### Prompt:
Set the following entries down again exactly, line by line.

### Dataset extract:
**********

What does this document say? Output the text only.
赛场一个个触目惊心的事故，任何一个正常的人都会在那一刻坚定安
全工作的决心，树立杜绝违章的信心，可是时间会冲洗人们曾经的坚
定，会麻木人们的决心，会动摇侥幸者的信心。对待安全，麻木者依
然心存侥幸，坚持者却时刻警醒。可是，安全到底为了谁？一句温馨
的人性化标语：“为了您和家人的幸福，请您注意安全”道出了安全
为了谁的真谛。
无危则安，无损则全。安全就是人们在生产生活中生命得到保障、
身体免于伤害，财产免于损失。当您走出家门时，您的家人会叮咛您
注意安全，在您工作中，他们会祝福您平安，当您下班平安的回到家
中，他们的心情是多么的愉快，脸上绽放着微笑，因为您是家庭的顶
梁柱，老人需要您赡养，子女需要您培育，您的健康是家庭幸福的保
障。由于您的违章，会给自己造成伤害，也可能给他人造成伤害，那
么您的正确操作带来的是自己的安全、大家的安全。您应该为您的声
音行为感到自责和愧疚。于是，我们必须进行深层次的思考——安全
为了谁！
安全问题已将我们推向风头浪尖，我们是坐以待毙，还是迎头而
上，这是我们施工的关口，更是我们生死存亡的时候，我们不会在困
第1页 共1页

**********

### Solution below:
What does this document say? Output the text only.
赛场一个个触目惊心的事故，任何一个正常的人都会在那一刻坚定安
全工作的决心，树立杜绝违章的信心，可是时间会冲洗人们曾经的坚
定，会麻木人们的决心，会动摇侥幸者的信心。对待安全，麻木者依
然心存侥幸，坚持者却时刻警醒。可是，安全到底为了谁？一句温馨
的人性化标语：“为了您和家人的幸福，请您注意安全”道出了安全
为了谁的真谛。
无危则安，无损则全。安全就是人们在生产生活中生命得到保障、
身体免于伤害，财产免于损失。当您走出家门时，您的家人会叮咛您
注意安全，在您工作中，他们会祝福您平安，当您下班平安的回到家
中，他们的心情是多么的愉快，脸上绽放着微笑，因为您是家庭的顶
梁柱，老人需要您赡养，子女需要您培育，您的健康是家庭幸福的保
障。由于您的违章，会给自己造成伤害，也可能给他人造成伤害，那
么您的正确操作带来的是自己的安全、大家的安全。您应该为您的声
音行为感到自责和愧疚。于是，我们必须进行深层次的思考——安全
为了谁！
安全问题已将我们推向风头浪尖，我们是坐以待毙，还是迎头而
上，这是我们施工的关口，更是我们生死存亡的时候，我们不会在困
第1页 共1页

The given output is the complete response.